--- START OF Data provided ---

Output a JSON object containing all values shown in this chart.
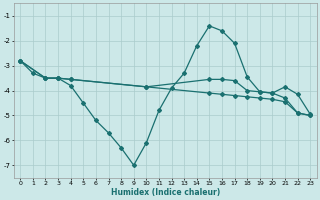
{
  "xlabel": "Humidex (Indice chaleur)",
  "bg_color": "#cce8e8",
  "grid_color": "#aacccc",
  "line_color": "#1a7070",
  "xlim": [
    -0.5,
    23.5
  ],
  "ylim": [
    -7.5,
    -0.5
  ],
  "yticks": [
    -7,
    -6,
    -5,
    -4,
    -3,
    -2,
    -1
  ],
  "xticks": [
    0,
    1,
    2,
    3,
    4,
    5,
    6,
    7,
    8,
    9,
    10,
    11,
    12,
    13,
    14,
    15,
    16,
    17,
    18,
    19,
    20,
    21,
    22,
    23
  ],
  "line1_x": [
    0,
    1,
    2,
    3,
    4,
    5,
    6,
    7,
    8,
    9,
    10,
    11,
    12,
    13,
    14,
    15,
    16,
    17,
    18,
    19,
    20,
    21,
    22,
    23
  ],
  "line1_y": [
    -2.8,
    -3.3,
    -3.5,
    -3.5,
    -3.8,
    -4.5,
    -5.2,
    -5.7,
    -6.3,
    -7.0,
    -6.1,
    -4.8,
    -3.9,
    -3.3,
    -2.2,
    -1.4,
    -1.6,
    -2.1,
    -3.45,
    -4.05,
    -4.1,
    -3.85,
    -4.15,
    -4.95
  ],
  "line2_x": [
    0,
    2,
    3,
    4,
    10,
    15,
    16,
    17,
    18,
    19,
    20,
    21,
    22,
    23
  ],
  "line2_y": [
    -2.8,
    -3.5,
    -3.5,
    -3.55,
    -3.85,
    -3.55,
    -3.55,
    -3.6,
    -4.0,
    -4.05,
    -4.1,
    -4.3,
    -4.9,
    -5.0
  ],
  "line3_x": [
    0,
    2,
    3,
    4,
    10,
    15,
    16,
    17,
    18,
    19,
    20,
    21,
    22,
    23
  ],
  "line3_y": [
    -2.8,
    -3.5,
    -3.5,
    -3.55,
    -3.85,
    -4.1,
    -4.15,
    -4.2,
    -4.25,
    -4.3,
    -4.35,
    -4.45,
    -4.9,
    -5.0
  ]
}
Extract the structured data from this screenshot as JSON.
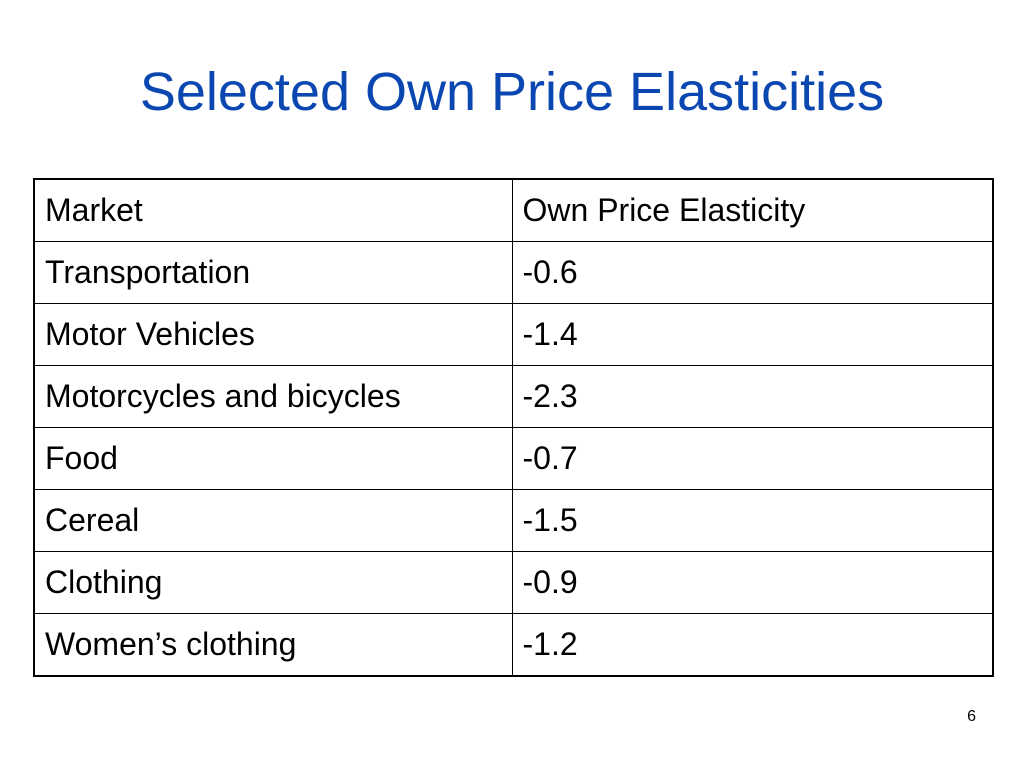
{
  "title": "Selected Own Price Elasticities",
  "table": {
    "headers": [
      "Market",
      "Own Price Elasticity"
    ],
    "rows": [
      [
        "Transportation",
        "-0.6"
      ],
      [
        "Motor Vehicles",
        "-1.4"
      ],
      [
        "Motorcycles and bicycles",
        "-2.3"
      ],
      [
        "Food",
        "-0.7"
      ],
      [
        "Cereal",
        "-1.5"
      ],
      [
        "Clothing",
        "-0.9"
      ],
      [
        "Women’s clothing",
        "-1.2"
      ]
    ]
  },
  "page_number": "6",
  "colors": {
    "title": "#0a47b0",
    "border": "#000000",
    "text": "#000000",
    "background": "#ffffff"
  }
}
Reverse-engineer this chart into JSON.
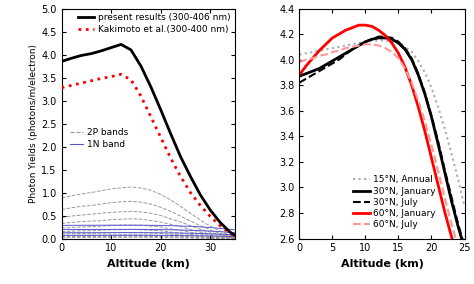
{
  "left": {
    "xlabel": "Altitude (km)",
    "ylabel": "Photon Yields (photons/m/electron)",
    "xlim": [
      0,
      35
    ],
    "ylim": [
      0,
      5
    ],
    "yticks": [
      0,
      0.5,
      1.0,
      1.5,
      2.0,
      2.5,
      3.0,
      3.5,
      4.0,
      4.5,
      5.0
    ],
    "xticks": [
      0,
      10,
      20,
      30
    ],
    "present_results": {
      "x": [
        0,
        2,
        4,
        6,
        8,
        10,
        12,
        14,
        16,
        18,
        20,
        22,
        24,
        26,
        28,
        30,
        32,
        34,
        35
      ],
      "y": [
        3.85,
        3.92,
        3.98,
        4.02,
        4.08,
        4.15,
        4.22,
        4.1,
        3.75,
        3.3,
        2.8,
        2.28,
        1.78,
        1.35,
        0.95,
        0.62,
        0.35,
        0.14,
        0.07
      ],
      "color": "#000000",
      "linestyle": "solid",
      "linewidth": 2.0,
      "label": "present results (300-406 nm)"
    },
    "kakimoto": {
      "x": [
        0,
        2,
        4,
        6,
        8,
        10,
        12,
        14,
        16,
        18,
        20,
        22,
        24,
        26,
        28,
        30,
        32,
        34,
        35
      ],
      "y": [
        3.28,
        3.33,
        3.38,
        3.43,
        3.48,
        3.52,
        3.57,
        3.45,
        3.1,
        2.65,
        2.2,
        1.75,
        1.35,
        1.0,
        0.72,
        0.48,
        0.28,
        0.11,
        0.06
      ],
      "color": "#ff0000",
      "linestyle": "dotted",
      "linewidth": 2.0,
      "label": "Kakimoto et al.(300-400 nm)"
    },
    "bands_2P": [
      {
        "x": [
          0,
          2,
          4,
          6,
          8,
          10,
          12,
          14,
          16,
          18,
          20,
          22,
          24,
          26,
          28,
          30,
          32,
          34,
          35
        ],
        "y": [
          0.88,
          0.93,
          0.97,
          1.0,
          1.04,
          1.08,
          1.1,
          1.12,
          1.1,
          1.05,
          0.96,
          0.84,
          0.7,
          0.55,
          0.4,
          0.27,
          0.16,
          0.07,
          0.04
        ]
      },
      {
        "x": [
          0,
          2,
          4,
          6,
          8,
          10,
          12,
          14,
          16,
          18,
          20,
          22,
          24,
          26,
          28,
          30,
          32,
          34,
          35
        ],
        "y": [
          0.63,
          0.67,
          0.7,
          0.72,
          0.75,
          0.78,
          0.8,
          0.81,
          0.79,
          0.75,
          0.68,
          0.59,
          0.49,
          0.38,
          0.28,
          0.19,
          0.11,
          0.05,
          0.03
        ]
      },
      {
        "x": [
          0,
          2,
          4,
          6,
          8,
          10,
          12,
          14,
          16,
          18,
          20,
          22,
          24,
          26,
          28,
          30,
          32,
          34,
          35
        ],
        "y": [
          0.46,
          0.49,
          0.51,
          0.53,
          0.55,
          0.57,
          0.58,
          0.59,
          0.58,
          0.55,
          0.5,
          0.43,
          0.36,
          0.28,
          0.2,
          0.14,
          0.08,
          0.04,
          0.02
        ]
      },
      {
        "x": [
          0,
          2,
          4,
          6,
          8,
          10,
          12,
          14,
          16,
          18,
          20,
          22,
          24,
          26,
          28,
          30,
          32,
          34,
          35
        ],
        "y": [
          0.33,
          0.35,
          0.37,
          0.38,
          0.39,
          0.41,
          0.42,
          0.43,
          0.42,
          0.39,
          0.36,
          0.31,
          0.26,
          0.2,
          0.14,
          0.1,
          0.06,
          0.025,
          0.013
        ]
      },
      {
        "x": [
          0,
          2,
          4,
          6,
          8,
          10,
          12,
          14,
          16,
          18,
          20,
          22,
          24,
          26,
          28,
          30,
          32,
          34,
          35
        ],
        "y": [
          0.23,
          0.24,
          0.25,
          0.26,
          0.27,
          0.28,
          0.29,
          0.29,
          0.29,
          0.27,
          0.25,
          0.21,
          0.18,
          0.14,
          0.1,
          0.07,
          0.04,
          0.017,
          0.009
        ]
      },
      {
        "x": [
          0,
          2,
          4,
          6,
          8,
          10,
          12,
          14,
          16,
          18,
          20,
          22,
          24,
          26,
          28,
          30,
          32,
          34,
          35
        ],
        "y": [
          0.15,
          0.16,
          0.17,
          0.17,
          0.18,
          0.19,
          0.19,
          0.2,
          0.19,
          0.18,
          0.17,
          0.14,
          0.12,
          0.09,
          0.07,
          0.048,
          0.028,
          0.012,
          0.006
        ]
      },
      {
        "x": [
          0,
          2,
          4,
          6,
          8,
          10,
          12,
          14,
          16,
          18,
          20,
          22,
          24,
          26,
          28,
          30,
          32,
          34,
          35
        ],
        "y": [
          0.1,
          0.105,
          0.11,
          0.115,
          0.12,
          0.125,
          0.13,
          0.13,
          0.13,
          0.12,
          0.11,
          0.095,
          0.08,
          0.062,
          0.045,
          0.031,
          0.018,
          0.008,
          0.004
        ]
      },
      {
        "x": [
          0,
          2,
          4,
          6,
          8,
          10,
          12,
          14,
          16,
          18,
          20,
          22,
          24,
          26,
          28,
          30,
          32,
          34,
          35
        ],
        "y": [
          0.063,
          0.067,
          0.071,
          0.073,
          0.076,
          0.079,
          0.081,
          0.082,
          0.08,
          0.076,
          0.069,
          0.059,
          0.049,
          0.038,
          0.028,
          0.019,
          0.011,
          0.005,
          0.0025
        ]
      },
      {
        "x": [
          0,
          2,
          4,
          6,
          8,
          10,
          12,
          14,
          16,
          18,
          20,
          22,
          24,
          26,
          28,
          30,
          32,
          34,
          35
        ],
        "y": [
          0.038,
          0.041,
          0.043,
          0.045,
          0.047,
          0.048,
          0.05,
          0.05,
          0.049,
          0.046,
          0.042,
          0.036,
          0.03,
          0.023,
          0.017,
          0.011,
          0.007,
          0.003,
          0.0015
        ]
      },
      {
        "x": [
          0,
          2,
          4,
          6,
          8,
          10,
          12,
          14,
          16,
          18,
          20,
          22,
          24,
          26,
          28,
          30,
          32,
          34,
          35
        ],
        "y": [
          0.022,
          0.024,
          0.025,
          0.026,
          0.027,
          0.028,
          0.029,
          0.029,
          0.028,
          0.027,
          0.024,
          0.021,
          0.017,
          0.013,
          0.01,
          0.007,
          0.004,
          0.0017,
          0.0009
        ]
      }
    ],
    "bands_1N": [
      {
        "x": [
          0,
          2,
          4,
          6,
          8,
          10,
          12,
          14,
          16,
          18,
          20,
          22,
          24,
          26,
          28,
          30,
          32,
          34,
          35
        ],
        "y": [
          0.285,
          0.287,
          0.288,
          0.289,
          0.29,
          0.291,
          0.291,
          0.291,
          0.29,
          0.288,
          0.285,
          0.28,
          0.274,
          0.265,
          0.254,
          0.24,
          0.222,
          0.2,
          0.188
        ]
      },
      {
        "x": [
          0,
          2,
          4,
          6,
          8,
          10,
          12,
          14,
          16,
          18,
          20,
          22,
          24,
          26,
          28,
          30,
          32,
          34,
          35
        ],
        "y": [
          0.195,
          0.196,
          0.197,
          0.198,
          0.199,
          0.199,
          0.2,
          0.2,
          0.199,
          0.197,
          0.195,
          0.191,
          0.186,
          0.18,
          0.172,
          0.162,
          0.149,
          0.133,
          0.125
        ]
      },
      {
        "x": [
          0,
          2,
          4,
          6,
          8,
          10,
          12,
          14,
          16,
          18,
          20,
          22,
          24,
          26,
          28,
          30,
          32,
          34,
          35
        ],
        "y": [
          0.125,
          0.126,
          0.127,
          0.127,
          0.128,
          0.128,
          0.129,
          0.129,
          0.128,
          0.127,
          0.125,
          0.123,
          0.12,
          0.115,
          0.11,
          0.103,
          0.095,
          0.085,
          0.08
        ]
      },
      {
        "x": [
          0,
          2,
          4,
          6,
          8,
          10,
          12,
          14,
          16,
          18,
          20,
          22,
          24,
          26,
          28,
          30,
          32,
          34,
          35
        ],
        "y": [
          0.068,
          0.069,
          0.069,
          0.07,
          0.07,
          0.07,
          0.071,
          0.071,
          0.07,
          0.069,
          0.068,
          0.067,
          0.065,
          0.063,
          0.06,
          0.056,
          0.051,
          0.046,
          0.043
        ]
      }
    ],
    "band_2P_color": "#999999",
    "band_1N_color": "#5555CC",
    "legend_2P_label": "2P bands",
    "legend_1N_label": "1N band"
  },
  "right": {
    "xlabel": "Altitude (km)",
    "xlim": [
      0,
      25
    ],
    "ylim": [
      2.6,
      4.4
    ],
    "yticks": [
      2.6,
      2.8,
      3.0,
      3.2,
      3.4,
      3.6,
      3.8,
      4.0,
      4.2,
      4.4
    ],
    "xticks": [
      0,
      5,
      10,
      15,
      20,
      25
    ],
    "lat15_annual": {
      "x": [
        0,
        1,
        2,
        3,
        4,
        5,
        6,
        7,
        8,
        9,
        10,
        11,
        12,
        13,
        14,
        15,
        16,
        17,
        18,
        19,
        20,
        21,
        22,
        23,
        24,
        25
      ],
      "y": [
        4.04,
        4.05,
        4.06,
        4.07,
        4.08,
        4.09,
        4.1,
        4.11,
        4.12,
        4.13,
        4.14,
        4.15,
        4.15,
        4.15,
        4.14,
        4.13,
        4.1,
        4.06,
        3.99,
        3.9,
        3.78,
        3.63,
        3.46,
        3.27,
        3.07,
        2.85
      ],
      "color": "#aaaaaa",
      "linestyle": "dotted",
      "linewidth": 1.5,
      "label": "15°N, Annual"
    },
    "lat30_jan": {
      "x": [
        0,
        1,
        2,
        3,
        4,
        5,
        6,
        7,
        8,
        9,
        10,
        11,
        12,
        13,
        14,
        15,
        16,
        17,
        18,
        19,
        20,
        21,
        22,
        23,
        24,
        25
      ],
      "y": [
        3.87,
        3.89,
        3.91,
        3.93,
        3.96,
        3.99,
        4.02,
        4.05,
        4.08,
        4.11,
        4.14,
        4.16,
        4.17,
        4.17,
        4.16,
        4.13,
        4.08,
        4.0,
        3.88,
        3.73,
        3.55,
        3.34,
        3.12,
        2.9,
        2.7,
        2.52
      ],
      "color": "#000000",
      "linestyle": "solid",
      "linewidth": 2.0,
      "label": "30°N, January"
    },
    "lat30_jul": {
      "x": [
        0,
        1,
        2,
        3,
        4,
        5,
        6,
        7,
        8,
        9,
        10,
        11,
        12,
        13,
        14,
        15,
        16,
        17,
        18,
        19,
        20,
        21,
        22,
        23,
        24,
        25
      ],
      "y": [
        3.82,
        3.85,
        3.88,
        3.91,
        3.94,
        3.97,
        4.0,
        4.04,
        4.08,
        4.11,
        4.14,
        4.16,
        4.18,
        4.18,
        4.17,
        4.14,
        4.09,
        4.01,
        3.89,
        3.74,
        3.56,
        3.36,
        3.14,
        2.93,
        2.72,
        2.54
      ],
      "color": "#000000",
      "linestyle": "dashed",
      "linewidth": 1.5,
      "label": "30°N, July"
    },
    "lat60_jan": {
      "x": [
        0,
        1,
        2,
        3,
        4,
        5,
        6,
        7,
        8,
        9,
        10,
        11,
        12,
        13,
        14,
        15,
        16,
        17,
        18,
        19,
        20,
        21,
        22,
        23,
        24,
        25
      ],
      "y": [
        3.88,
        3.95,
        4.01,
        4.07,
        4.12,
        4.17,
        4.2,
        4.23,
        4.25,
        4.27,
        4.27,
        4.26,
        4.23,
        4.19,
        4.13,
        4.05,
        3.94,
        3.8,
        3.63,
        3.44,
        3.23,
        3.02,
        2.81,
        2.62,
        2.45,
        2.3
      ],
      "color": "#ff0000",
      "linestyle": "solid",
      "linewidth": 2.0,
      "label": "60°N, January"
    },
    "lat60_jul": {
      "x": [
        0,
        1,
        2,
        3,
        4,
        5,
        6,
        7,
        8,
        9,
        10,
        11,
        12,
        13,
        14,
        15,
        16,
        17,
        18,
        19,
        20,
        21,
        22,
        23,
        24,
        25
      ],
      "y": [
        3.98,
        4.0,
        4.01,
        4.03,
        4.04,
        4.06,
        4.07,
        4.09,
        4.1,
        4.11,
        4.12,
        4.12,
        4.11,
        4.09,
        4.06,
        4.01,
        3.93,
        3.82,
        3.68,
        3.52,
        3.33,
        3.13,
        2.92,
        2.72,
        2.54,
        2.38
      ],
      "color": "#ff9999",
      "linestyle": "dashed",
      "linewidth": 1.5,
      "label": "60°N, July"
    }
  },
  "bg_color": "#ffffff",
  "tick_direction": "in",
  "fontsize_label": 8,
  "fontsize_tick": 7,
  "fontsize_legend": 6.5
}
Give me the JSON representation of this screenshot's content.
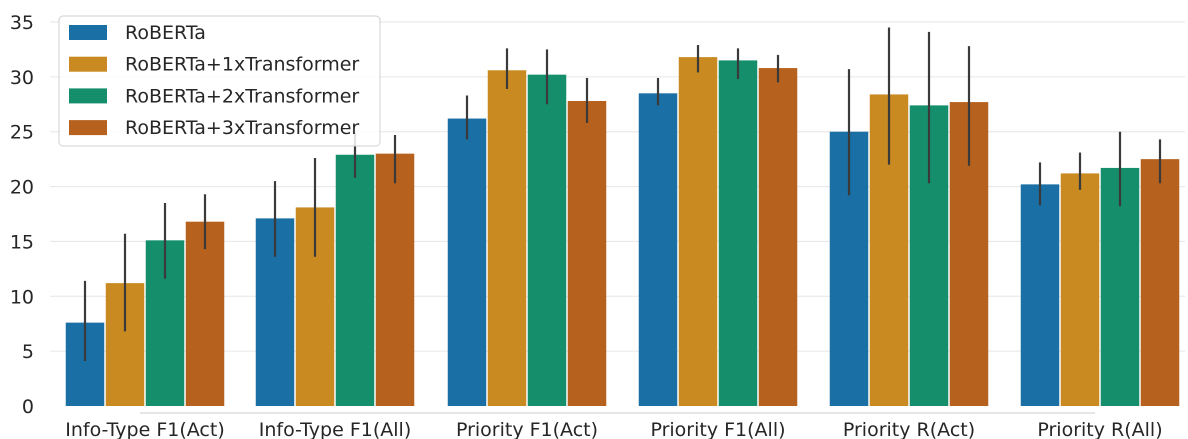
{
  "chart_data": {
    "type": "bar",
    "categories": [
      "Info-Type F1(Act)",
      "Info-Type F1(All)",
      "Priority F1(Act)",
      "Priority F1(All)",
      "Priority R(Act)",
      "Priority R(All)"
    ],
    "series": [
      {
        "name": "RoBERTa",
        "color": "#1a6fa4",
        "values": [
          7.6,
          17.1,
          26.2,
          28.5,
          25.0,
          20.2
        ],
        "err_low": [
          4.1,
          13.6,
          24.3,
          27.4,
          19.2,
          18.3
        ],
        "err_high": [
          11.4,
          20.5,
          28.3,
          29.9,
          30.7,
          22.2
        ]
      },
      {
        "name": "RoBERTa+1xTransformer",
        "color": "#c98a22",
        "values": [
          11.2,
          18.1,
          30.6,
          31.8,
          28.4,
          21.2
        ],
        "err_low": [
          6.8,
          13.6,
          28.9,
          30.4,
          22.0,
          19.7
        ],
        "err_high": [
          15.7,
          22.6,
          32.6,
          32.9,
          34.5,
          23.1
        ]
      },
      {
        "name": "RoBERTa+2xTransformer",
        "color": "#158e6b",
        "values": [
          15.1,
          22.9,
          30.2,
          31.5,
          27.4,
          21.7
        ],
        "err_low": [
          11.6,
          20.8,
          27.5,
          29.8,
          20.3,
          18.2
        ],
        "err_high": [
          18.5,
          24.9,
          32.5,
          32.6,
          34.1,
          25.0
        ]
      },
      {
        "name": "RoBERTa+3xTransformer",
        "color": "#b6611d",
        "values": [
          16.8,
          23.0,
          27.8,
          30.8,
          27.7,
          22.5
        ],
        "err_low": [
          14.3,
          20.3,
          25.8,
          29.5,
          21.9,
          20.3
        ],
        "err_high": [
          19.3,
          24.7,
          29.9,
          32.0,
          32.8,
          24.3
        ]
      }
    ],
    "yticks": [
      "0",
      "5",
      "10",
      "15",
      "20",
      "25",
      "30",
      "35"
    ],
    "ylim": [
      0,
      35
    ],
    "xlabel": "",
    "ylabel": "",
    "title": "",
    "grid": "horizontal",
    "legend_position": "top-left"
  }
}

--- END OF Data provided ---

▶ _What this task involves_
Reproduce each line of the entries in which the word "RoBERTa" is found.

▶ _Full response_
        "name": "RoBERTa",
        "name": "RoBERTa+1xTransformer",
        "name": "RoBERTa+2xTransformer",
        "name": "RoBERTa+3xTransformer",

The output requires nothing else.